Select the lines that contain "причіпний" and copy each of them.

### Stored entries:
** Start **

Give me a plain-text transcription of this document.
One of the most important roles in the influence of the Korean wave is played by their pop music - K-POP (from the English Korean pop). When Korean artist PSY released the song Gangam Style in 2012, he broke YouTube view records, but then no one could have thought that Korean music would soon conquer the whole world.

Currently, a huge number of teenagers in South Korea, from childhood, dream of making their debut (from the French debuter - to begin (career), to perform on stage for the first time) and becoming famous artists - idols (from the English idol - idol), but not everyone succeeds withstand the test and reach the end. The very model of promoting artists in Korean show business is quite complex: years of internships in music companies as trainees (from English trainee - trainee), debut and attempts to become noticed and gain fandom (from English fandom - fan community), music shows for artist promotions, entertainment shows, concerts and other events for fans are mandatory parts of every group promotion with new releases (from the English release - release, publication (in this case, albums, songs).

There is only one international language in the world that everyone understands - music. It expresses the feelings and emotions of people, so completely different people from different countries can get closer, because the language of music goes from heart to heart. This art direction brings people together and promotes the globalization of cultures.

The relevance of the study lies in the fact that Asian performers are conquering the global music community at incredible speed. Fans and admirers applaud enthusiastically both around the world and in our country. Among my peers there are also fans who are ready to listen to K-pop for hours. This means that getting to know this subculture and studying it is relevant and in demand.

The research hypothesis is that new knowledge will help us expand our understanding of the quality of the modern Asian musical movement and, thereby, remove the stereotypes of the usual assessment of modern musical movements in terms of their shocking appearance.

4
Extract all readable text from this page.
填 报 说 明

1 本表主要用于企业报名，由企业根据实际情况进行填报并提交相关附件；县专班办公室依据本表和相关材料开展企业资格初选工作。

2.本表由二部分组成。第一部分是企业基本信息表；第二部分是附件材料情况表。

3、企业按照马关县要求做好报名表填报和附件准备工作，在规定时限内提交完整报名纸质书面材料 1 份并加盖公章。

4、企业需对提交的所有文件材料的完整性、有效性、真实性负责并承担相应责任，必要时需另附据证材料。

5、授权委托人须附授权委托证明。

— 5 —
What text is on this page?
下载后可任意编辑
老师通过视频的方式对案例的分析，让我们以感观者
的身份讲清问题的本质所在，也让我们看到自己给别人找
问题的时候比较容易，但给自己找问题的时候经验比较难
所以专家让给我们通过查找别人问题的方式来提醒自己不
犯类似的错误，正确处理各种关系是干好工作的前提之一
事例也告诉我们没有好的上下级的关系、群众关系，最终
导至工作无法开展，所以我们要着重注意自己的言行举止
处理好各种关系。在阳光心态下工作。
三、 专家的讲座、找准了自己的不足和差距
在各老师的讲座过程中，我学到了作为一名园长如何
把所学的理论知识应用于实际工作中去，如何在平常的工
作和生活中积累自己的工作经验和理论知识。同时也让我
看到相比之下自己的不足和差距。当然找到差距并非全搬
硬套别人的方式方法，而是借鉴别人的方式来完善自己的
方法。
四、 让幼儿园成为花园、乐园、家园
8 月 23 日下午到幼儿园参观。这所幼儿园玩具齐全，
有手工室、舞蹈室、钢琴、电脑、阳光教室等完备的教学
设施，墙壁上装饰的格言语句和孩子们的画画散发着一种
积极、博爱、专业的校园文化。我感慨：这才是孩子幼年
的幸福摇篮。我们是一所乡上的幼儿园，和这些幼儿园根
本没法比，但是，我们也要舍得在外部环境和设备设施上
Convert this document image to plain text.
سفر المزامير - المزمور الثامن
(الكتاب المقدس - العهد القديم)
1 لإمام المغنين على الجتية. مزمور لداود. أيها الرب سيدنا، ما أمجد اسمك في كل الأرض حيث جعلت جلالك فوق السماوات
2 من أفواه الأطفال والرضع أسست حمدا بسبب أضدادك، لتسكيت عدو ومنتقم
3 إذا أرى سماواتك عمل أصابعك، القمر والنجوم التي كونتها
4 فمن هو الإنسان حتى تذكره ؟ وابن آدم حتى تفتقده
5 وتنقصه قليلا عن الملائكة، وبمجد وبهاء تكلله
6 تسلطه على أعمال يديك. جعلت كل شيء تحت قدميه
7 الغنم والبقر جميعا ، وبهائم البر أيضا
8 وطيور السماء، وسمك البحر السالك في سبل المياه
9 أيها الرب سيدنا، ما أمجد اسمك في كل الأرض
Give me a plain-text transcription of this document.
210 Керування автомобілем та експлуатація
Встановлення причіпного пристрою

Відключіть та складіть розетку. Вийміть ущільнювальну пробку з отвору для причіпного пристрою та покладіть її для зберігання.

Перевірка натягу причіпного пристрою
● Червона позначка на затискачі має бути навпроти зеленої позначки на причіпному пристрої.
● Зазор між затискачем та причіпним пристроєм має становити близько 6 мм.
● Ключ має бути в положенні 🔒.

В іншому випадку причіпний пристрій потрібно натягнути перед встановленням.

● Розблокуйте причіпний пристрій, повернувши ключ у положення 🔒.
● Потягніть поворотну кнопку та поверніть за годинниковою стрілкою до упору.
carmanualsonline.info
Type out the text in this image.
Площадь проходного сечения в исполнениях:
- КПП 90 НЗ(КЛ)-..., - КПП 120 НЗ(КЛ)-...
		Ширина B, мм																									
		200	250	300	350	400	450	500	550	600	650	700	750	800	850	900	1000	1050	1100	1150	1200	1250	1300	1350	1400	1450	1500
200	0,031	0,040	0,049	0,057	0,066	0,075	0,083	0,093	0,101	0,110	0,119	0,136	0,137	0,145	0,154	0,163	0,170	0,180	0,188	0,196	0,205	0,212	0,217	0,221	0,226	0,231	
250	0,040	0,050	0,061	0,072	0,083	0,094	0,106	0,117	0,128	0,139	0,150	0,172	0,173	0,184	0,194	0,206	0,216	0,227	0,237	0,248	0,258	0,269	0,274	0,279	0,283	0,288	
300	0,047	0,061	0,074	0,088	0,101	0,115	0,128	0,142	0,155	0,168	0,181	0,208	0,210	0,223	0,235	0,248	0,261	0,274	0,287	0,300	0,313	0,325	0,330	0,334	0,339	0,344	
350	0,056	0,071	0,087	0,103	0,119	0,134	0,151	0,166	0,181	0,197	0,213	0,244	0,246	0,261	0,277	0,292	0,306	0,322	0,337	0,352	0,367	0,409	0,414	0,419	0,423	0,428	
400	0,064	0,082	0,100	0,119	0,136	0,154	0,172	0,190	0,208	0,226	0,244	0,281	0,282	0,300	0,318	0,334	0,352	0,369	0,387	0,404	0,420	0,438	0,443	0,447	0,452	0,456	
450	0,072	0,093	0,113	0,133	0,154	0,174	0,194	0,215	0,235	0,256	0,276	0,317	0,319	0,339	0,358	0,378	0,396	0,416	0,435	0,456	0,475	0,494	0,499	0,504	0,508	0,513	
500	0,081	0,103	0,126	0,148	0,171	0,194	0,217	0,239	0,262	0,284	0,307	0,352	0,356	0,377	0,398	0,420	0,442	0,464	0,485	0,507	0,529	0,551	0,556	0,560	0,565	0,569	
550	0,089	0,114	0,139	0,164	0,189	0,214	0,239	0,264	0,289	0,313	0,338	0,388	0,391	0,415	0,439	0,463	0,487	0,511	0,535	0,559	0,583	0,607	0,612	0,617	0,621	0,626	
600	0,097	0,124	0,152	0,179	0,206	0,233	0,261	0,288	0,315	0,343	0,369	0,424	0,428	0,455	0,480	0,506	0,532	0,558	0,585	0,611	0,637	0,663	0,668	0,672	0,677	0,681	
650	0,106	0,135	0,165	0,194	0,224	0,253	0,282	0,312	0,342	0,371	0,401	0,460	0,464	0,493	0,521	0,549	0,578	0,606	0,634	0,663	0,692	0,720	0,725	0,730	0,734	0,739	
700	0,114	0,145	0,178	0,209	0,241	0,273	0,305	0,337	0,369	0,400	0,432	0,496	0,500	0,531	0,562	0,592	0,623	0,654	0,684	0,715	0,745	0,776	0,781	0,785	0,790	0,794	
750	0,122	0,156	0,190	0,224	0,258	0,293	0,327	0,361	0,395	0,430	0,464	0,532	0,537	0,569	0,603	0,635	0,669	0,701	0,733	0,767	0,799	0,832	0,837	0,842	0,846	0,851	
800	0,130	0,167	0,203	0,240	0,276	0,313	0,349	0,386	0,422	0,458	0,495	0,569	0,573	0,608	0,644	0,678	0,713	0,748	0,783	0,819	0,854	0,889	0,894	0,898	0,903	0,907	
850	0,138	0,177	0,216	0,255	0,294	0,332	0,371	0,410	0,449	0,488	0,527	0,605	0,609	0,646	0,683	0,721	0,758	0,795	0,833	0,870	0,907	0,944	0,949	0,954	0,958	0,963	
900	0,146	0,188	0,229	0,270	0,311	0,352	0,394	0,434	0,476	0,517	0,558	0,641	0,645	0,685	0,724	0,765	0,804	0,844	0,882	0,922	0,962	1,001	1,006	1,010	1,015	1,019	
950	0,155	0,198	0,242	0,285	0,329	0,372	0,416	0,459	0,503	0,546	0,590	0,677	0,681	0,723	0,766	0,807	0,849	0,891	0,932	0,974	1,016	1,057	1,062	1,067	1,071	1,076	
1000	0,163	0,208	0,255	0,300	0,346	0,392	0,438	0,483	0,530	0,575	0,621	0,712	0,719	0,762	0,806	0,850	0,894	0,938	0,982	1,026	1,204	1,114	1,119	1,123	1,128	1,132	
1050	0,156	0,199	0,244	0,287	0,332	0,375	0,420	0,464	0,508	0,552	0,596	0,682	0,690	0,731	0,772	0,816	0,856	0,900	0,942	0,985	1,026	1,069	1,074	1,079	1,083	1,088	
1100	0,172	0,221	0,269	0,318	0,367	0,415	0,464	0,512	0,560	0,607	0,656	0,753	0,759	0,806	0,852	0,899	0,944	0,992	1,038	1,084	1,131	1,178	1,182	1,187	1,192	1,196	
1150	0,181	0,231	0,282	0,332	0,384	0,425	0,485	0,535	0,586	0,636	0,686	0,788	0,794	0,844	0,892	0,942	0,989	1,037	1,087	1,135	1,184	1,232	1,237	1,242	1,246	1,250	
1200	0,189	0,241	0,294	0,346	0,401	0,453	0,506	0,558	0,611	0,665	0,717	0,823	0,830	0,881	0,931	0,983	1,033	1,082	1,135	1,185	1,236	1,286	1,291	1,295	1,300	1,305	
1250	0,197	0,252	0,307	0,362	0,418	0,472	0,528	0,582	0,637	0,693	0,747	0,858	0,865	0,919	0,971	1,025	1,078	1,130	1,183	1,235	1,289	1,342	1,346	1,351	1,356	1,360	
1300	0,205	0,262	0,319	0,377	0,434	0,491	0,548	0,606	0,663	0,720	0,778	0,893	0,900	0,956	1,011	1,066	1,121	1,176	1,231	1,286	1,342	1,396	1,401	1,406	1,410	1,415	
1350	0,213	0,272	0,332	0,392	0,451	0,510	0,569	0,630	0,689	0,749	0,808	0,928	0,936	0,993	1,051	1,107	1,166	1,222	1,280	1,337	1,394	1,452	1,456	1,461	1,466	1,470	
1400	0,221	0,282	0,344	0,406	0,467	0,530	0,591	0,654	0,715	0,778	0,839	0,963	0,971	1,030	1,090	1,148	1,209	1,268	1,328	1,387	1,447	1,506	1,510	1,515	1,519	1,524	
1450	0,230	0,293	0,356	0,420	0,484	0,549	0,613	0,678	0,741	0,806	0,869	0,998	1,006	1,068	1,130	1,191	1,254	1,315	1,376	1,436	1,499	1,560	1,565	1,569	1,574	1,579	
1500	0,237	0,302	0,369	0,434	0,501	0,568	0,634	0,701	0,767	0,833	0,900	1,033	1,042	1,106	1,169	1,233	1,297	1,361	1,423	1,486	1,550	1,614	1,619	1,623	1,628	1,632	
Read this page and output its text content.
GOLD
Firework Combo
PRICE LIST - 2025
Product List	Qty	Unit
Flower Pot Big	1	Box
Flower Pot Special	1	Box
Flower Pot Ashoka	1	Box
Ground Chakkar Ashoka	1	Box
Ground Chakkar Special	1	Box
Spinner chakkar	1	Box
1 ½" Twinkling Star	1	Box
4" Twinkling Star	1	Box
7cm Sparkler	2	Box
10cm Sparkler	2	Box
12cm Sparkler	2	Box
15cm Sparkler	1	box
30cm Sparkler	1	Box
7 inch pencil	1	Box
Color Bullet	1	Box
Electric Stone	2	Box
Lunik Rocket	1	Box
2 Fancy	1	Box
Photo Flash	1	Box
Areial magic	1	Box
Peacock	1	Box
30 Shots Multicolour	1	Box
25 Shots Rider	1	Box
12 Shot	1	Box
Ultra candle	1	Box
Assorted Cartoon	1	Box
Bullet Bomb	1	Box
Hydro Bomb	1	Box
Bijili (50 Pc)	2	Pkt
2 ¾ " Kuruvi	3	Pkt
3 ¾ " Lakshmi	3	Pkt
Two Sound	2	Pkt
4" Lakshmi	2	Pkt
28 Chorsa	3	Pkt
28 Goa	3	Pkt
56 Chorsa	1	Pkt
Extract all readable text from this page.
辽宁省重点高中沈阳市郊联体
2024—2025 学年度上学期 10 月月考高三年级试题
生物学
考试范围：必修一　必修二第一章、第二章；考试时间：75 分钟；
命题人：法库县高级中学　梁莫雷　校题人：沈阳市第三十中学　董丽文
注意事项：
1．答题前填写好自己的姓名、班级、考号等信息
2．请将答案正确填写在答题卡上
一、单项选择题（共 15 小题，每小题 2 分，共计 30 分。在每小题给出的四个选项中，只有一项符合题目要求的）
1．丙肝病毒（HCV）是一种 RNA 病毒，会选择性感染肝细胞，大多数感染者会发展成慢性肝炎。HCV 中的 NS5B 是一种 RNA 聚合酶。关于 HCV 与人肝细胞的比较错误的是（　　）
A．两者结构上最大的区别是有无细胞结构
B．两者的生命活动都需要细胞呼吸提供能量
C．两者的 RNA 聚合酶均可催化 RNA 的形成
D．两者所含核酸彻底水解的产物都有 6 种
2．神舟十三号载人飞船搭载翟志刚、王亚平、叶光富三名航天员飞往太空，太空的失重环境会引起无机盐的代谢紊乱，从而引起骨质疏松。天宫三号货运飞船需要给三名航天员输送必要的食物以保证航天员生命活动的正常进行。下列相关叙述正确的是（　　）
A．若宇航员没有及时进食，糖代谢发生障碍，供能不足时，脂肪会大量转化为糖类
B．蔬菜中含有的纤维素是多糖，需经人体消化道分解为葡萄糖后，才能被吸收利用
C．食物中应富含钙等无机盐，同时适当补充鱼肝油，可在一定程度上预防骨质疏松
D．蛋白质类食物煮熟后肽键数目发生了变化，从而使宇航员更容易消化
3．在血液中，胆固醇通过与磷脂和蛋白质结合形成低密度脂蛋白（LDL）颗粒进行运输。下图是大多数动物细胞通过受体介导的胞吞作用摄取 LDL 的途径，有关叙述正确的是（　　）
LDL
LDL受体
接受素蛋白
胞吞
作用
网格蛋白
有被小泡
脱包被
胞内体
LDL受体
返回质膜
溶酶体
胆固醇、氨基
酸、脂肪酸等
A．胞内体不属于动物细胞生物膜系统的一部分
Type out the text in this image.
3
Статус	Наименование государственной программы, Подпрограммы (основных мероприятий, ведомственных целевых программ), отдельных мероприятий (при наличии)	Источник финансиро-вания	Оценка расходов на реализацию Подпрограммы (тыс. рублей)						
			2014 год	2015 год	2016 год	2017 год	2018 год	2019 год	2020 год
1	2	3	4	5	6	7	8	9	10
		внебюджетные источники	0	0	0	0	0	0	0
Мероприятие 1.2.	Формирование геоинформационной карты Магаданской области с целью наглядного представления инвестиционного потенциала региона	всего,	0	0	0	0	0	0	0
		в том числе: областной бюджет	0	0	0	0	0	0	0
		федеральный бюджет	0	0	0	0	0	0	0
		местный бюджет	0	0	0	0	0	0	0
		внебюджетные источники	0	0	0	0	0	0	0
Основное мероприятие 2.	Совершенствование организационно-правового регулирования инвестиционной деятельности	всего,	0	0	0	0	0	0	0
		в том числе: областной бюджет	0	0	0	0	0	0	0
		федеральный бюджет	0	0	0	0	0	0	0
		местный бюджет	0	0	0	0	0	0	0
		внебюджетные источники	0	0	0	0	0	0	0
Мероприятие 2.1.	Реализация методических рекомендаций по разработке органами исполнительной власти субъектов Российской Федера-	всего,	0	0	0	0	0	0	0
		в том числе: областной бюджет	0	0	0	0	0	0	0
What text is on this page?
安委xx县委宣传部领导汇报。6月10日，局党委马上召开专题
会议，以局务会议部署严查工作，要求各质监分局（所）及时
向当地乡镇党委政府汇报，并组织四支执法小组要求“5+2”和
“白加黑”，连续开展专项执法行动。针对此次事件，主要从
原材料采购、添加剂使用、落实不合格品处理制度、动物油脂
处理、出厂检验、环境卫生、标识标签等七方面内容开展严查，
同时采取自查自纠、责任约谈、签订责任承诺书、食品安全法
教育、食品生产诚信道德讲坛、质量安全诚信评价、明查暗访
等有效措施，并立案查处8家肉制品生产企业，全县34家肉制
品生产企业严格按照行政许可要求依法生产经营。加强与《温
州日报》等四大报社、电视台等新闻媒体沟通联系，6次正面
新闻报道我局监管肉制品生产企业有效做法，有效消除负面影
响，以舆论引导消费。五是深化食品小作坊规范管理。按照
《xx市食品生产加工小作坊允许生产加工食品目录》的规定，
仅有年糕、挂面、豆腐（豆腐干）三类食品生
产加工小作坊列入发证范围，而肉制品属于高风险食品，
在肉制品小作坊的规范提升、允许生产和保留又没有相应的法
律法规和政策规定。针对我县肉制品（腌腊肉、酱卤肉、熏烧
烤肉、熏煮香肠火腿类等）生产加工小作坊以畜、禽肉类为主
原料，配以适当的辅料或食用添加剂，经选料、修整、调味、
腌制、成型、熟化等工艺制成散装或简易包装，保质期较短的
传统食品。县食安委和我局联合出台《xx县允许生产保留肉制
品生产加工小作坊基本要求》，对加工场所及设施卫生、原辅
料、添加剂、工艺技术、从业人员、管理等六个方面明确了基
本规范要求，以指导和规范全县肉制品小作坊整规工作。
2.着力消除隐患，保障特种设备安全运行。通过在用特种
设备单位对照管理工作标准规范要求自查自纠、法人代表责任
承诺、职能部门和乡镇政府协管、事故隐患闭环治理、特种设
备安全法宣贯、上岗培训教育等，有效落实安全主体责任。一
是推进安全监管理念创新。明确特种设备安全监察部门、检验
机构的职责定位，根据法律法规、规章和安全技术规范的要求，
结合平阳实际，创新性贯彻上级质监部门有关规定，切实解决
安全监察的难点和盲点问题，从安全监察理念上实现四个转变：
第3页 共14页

** End **

### Written solution:
В іншому випадку причіпний пристрій потрібно натягнути перед встановленням.
● Розблокуйте причіпний пристрій, повернувши ключ у положення 🔒.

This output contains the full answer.